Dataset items
• • • • • • •

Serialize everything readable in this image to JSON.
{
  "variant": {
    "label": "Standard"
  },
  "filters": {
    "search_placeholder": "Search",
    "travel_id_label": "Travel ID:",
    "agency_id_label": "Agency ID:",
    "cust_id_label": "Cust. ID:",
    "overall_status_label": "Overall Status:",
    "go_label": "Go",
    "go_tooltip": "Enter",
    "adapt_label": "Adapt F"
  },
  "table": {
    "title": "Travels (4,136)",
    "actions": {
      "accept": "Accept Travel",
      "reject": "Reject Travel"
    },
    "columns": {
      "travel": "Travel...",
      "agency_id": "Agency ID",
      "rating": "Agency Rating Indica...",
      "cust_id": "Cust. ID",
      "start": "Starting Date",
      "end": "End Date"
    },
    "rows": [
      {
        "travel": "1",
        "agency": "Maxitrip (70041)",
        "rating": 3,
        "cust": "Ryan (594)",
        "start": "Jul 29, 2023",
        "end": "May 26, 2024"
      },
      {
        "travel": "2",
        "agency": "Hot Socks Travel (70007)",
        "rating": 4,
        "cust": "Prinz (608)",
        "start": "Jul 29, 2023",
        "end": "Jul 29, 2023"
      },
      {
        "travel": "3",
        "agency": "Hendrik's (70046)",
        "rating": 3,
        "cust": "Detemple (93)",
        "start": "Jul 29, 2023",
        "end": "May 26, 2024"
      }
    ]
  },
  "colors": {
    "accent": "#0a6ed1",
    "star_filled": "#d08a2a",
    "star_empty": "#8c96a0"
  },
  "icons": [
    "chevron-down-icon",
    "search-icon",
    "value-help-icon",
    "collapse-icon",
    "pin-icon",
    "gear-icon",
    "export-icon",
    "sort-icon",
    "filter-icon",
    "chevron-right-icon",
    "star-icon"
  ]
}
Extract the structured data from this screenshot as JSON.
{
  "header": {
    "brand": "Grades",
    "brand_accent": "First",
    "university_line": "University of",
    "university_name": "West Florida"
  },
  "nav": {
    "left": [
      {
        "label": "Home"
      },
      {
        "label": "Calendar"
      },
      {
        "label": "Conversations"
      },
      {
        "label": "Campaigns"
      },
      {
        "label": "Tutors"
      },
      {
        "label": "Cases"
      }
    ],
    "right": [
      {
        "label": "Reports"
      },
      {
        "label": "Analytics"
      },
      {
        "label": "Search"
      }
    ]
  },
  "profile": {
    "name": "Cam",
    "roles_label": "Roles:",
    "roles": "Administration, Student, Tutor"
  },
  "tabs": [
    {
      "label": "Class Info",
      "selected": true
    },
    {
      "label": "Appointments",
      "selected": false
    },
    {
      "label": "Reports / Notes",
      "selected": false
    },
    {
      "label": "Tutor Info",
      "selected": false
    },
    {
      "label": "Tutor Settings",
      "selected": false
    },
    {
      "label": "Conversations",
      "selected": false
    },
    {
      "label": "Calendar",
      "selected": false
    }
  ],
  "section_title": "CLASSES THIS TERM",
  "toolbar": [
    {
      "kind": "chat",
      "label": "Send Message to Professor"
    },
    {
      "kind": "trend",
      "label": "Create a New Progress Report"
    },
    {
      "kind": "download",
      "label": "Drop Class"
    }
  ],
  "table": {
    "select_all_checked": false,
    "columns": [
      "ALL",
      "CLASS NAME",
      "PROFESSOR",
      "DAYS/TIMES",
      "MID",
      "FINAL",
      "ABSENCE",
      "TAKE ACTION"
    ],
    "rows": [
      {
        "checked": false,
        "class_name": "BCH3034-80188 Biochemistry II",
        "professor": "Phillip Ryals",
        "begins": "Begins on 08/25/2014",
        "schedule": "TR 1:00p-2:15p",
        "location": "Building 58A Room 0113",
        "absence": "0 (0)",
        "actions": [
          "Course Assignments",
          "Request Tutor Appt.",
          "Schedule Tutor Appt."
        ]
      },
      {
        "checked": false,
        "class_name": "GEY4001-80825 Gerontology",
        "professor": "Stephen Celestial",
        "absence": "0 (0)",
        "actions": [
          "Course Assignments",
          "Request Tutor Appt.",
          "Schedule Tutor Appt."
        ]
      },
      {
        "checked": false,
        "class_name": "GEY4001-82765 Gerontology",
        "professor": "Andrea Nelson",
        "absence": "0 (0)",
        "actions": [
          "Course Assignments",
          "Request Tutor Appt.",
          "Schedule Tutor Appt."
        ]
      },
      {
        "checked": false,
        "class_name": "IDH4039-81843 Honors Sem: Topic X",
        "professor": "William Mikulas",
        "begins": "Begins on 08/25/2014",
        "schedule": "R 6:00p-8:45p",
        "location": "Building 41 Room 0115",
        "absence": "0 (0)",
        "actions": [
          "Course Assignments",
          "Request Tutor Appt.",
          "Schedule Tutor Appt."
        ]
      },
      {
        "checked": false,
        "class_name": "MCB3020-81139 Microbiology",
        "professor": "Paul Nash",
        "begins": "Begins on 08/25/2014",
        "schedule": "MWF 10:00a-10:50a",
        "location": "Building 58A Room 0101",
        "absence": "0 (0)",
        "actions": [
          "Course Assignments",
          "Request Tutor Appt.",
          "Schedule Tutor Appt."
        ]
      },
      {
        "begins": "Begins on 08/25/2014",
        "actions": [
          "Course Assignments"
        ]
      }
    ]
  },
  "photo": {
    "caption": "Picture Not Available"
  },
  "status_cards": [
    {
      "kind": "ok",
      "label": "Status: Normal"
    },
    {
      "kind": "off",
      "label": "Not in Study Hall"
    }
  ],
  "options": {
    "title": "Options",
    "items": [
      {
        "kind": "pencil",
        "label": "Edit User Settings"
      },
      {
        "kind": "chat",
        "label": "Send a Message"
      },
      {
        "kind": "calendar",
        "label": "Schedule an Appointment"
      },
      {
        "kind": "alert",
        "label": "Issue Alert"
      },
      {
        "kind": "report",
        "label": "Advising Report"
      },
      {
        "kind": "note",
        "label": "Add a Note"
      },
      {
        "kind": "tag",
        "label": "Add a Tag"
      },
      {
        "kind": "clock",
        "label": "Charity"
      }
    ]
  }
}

• • • • • • •

**OBJECTIVE**. Print the whole listing exactly as it is.

**EXERCISE OUTPUT**.
Serialize everything readable in this image to JSON.
{
  "variant": {
    "label": "Standard"
  },
  "filters": {
    "search_placeholder": "Search",
    "travel_id_label": "Travel ID:",
    "agency_id_label": "Agency ID:",
    "cust_id_label": "Cust. ID:",
    "overall_status_label": "Overall Status:",
    "go_label": "Go",
    "go_tooltip": "Enter",
    "adapt_label": "Adapt F"
  },
  "table": {
    "title": "Travels (4,136)",
    "actions": {
      "accept": "Accept Travel",
      "reject": "Reject Travel"
    },
    "columns": {
      "travel": "Travel...",
      "agency_id": "Agency ID",
      "rating": "Agency Rating Indica...",
      "cust_id": "Cust. ID",
      "start": "Starting Date",
      "end": "End Date"
    },
    "rows": [
      {
        "travel": "1",
        "agency": "Maxitrip (70041)",
        "rating": 3,
        "cust": "Ryan (594)",
        "start": "Jul 29, 2023",
        "end": "May 26, 2024"
      },
      {
        "travel": "2",
        "agency": "Hot Socks Travel (70007)",
        "rating": 4,
        "cust": "Prinz (608)",
        "start": "Jul 29, 2023",
        "end": "Jul 29, 2023"
      },
      {
        "travel": "3",
        "agency": "Hendrik's (70046)",
        "rating": 3,
        "cust": "Detemple (93)",
        "start": "Jul 29, 2023",
        "end": "May 26, 2024"
      }
    ]
  },
  "colors": {
    "accent": "#0a6ed1",
    "star_filled": "#d08a2a",
    "star_empty": "#8c96a0"
  },
  "icons": [
    "chevron-down-icon",
    "search-icon",
    "value-help-icon",
    "collapse-icon",
    "pin-icon",
    "gear-icon",
    "export-icon",
    "sort-icon",
    "filter-icon",
    "chevron-right-icon",
    "star-icon"
  ]
}
Extract the structured data from this screenshot as JSON.
{
  "header": {
    "brand": "Grades",
    "brand_accent": "First",
    "university_line": "University of",
    "university_name": "West Florida"
  },
  "nav": {
    "left": [
      {
        "label": "Home"
      },
      {
        "label": "Calendar"
      },
      {
        "label": "Conversations"
      },
      {
        "label": "Campaigns"
      },
      {
        "label": "Tutors"
      },
      {
        "label": "Cases"
      }
    ],
    "right": [
      {
        "label": "Reports"
      },
      {
        "label": "Analytics"
      },
      {
        "label": "Search"
      }
    ]
  },
  "profile": {
    "name": "Cam",
    "roles_label": "Roles:",
    "roles": "Administration, Student, Tutor"
  },
  "tabs": [
    {
      "label": "Class Info",
      "selected": true
    },
    {
      "label": "Appointments",
      "selected": false
    },
    {
      "label": "Reports / Notes",
      "selected": false
    },
    {
      "label": "Tutor Info",
      "selected": false
    },
    {
      "label": "Tutor Settings",
      "selected": false
    },
    {
      "label": "Conversations",
      "selected": false
    },
    {
      "label": "Calendar",
      "selected": false
    }
  ],
  "section_title": "CLASSES THIS TERM",
  "toolbar": [
    {
      "kind": "chat",
      "label": "Send Message to Professor"
    },
    {
      "kind": "trend",
      "label": "Create a New Progress Report"
    },
    {
      "kind": "download",
      "label": "Drop Class"
    }
  ],
  "table": {
    "select_all_checked": false,
    "columns": [
      "ALL",
      "CLASS NAME",
      "PROFESSOR",
      "DAYS/TIMES",
      "MID",
      "FINAL",
      "ABSENCE",
      "TAKE ACTION"
    ],
    "rows": [
      {
        "checked": false,
        "class_name": "BCH3034-80188 Biochemistry II",
        "professor": "Phillip Ryals",
        "begins": "Begins on 08/25/2014",
        "schedule": "TR 1:00p-2:15p",
        "location": "Building 58A Room 0113",
        "absence": "0 (0)",
        "actions": [
          "Course Assignments",
          "Request Tutor Appt.",
          "Schedule Tutor Appt."
        ]
      },
      {
        "checked": false,
        "class_name": "GEY4001-80825 Gerontology",
        "professor": "Stephen Celestial",
        "absence": "0 (0)",
        "actions": [
          "Course Assignments",
          "Request Tutor Appt.",
          "Schedule Tutor Appt."
        ]
      },
      {
        "checked": false,
        "class_name": "GEY4001-82765 Gerontology",
        "professor": "Andrea Nelson",
        "absence": "0 (0)",
        "actions": [
          "Course Assignments",
          "Request Tutor Appt.",
          "Schedule Tutor Appt."
        ]
      },
      {
        "checked": false,
        "class_name": "IDH4039-81843 Honors Sem: Topic X",
        "professor": "William Mikulas",
        "begins": "Begins on 08/25/2014",
        "schedule": "R 6:00p-8:45p",
        "location": "Building 41 Room 0115",
        "absence": "0 (0)",
        "actions": [
          "Course Assignments",
          "Request Tutor Appt.",
          "Schedule Tutor Appt."
        ]
      },
      {
        "checked": false,
        "class_name": "MCB3020-81139 Microbiology",
        "professor": "Paul Nash",
        "begins": "Begins on 08/25/2014",
        "schedule": "MWF 10:00a-10:50a",
        "location": "Building 58A Room 0101",
        "absence": "0 (0)",
        "actions": [
          "Course Assignments",
          "Request Tutor Appt.",
          "Schedule Tutor Appt."
        ]
      },
      {
        "begins": "Begins on 08/25/2014",
        "actions": [
          "Course Assignments"
        ]
      }
    ]
  },
  "photo": {
    "caption": "Picture Not Available"
  },
  "status_cards": [
    {
      "kind": "ok",
      "label": "Status: Normal"
    },
    {
      "kind": "off",
      "label": "Not in Study Hall"
    }
  ],
  "options": {
    "title": "Options",
    "items": [
      {
        "kind": "pencil",
        "label": "Edit User Settings"
      },
      {
        "kind": "chat",
        "label": "Send a Message"
      },
      {
        "kind": "calendar",
        "label": "Schedule an Appointment"
      },
      {
        "kind": "alert",
        "label": "Issue Alert"
      },
      {
        "kind": "report",
        "label": "Advising Report"
      },
      {
        "kind": "note",
        "label": "Add a Note"
      },
      {
        "kind": "tag",
        "label": "Add a Tag"
      },
      {
        "kind": "clock",
        "label": "Charity"
      }
    ]
  }
}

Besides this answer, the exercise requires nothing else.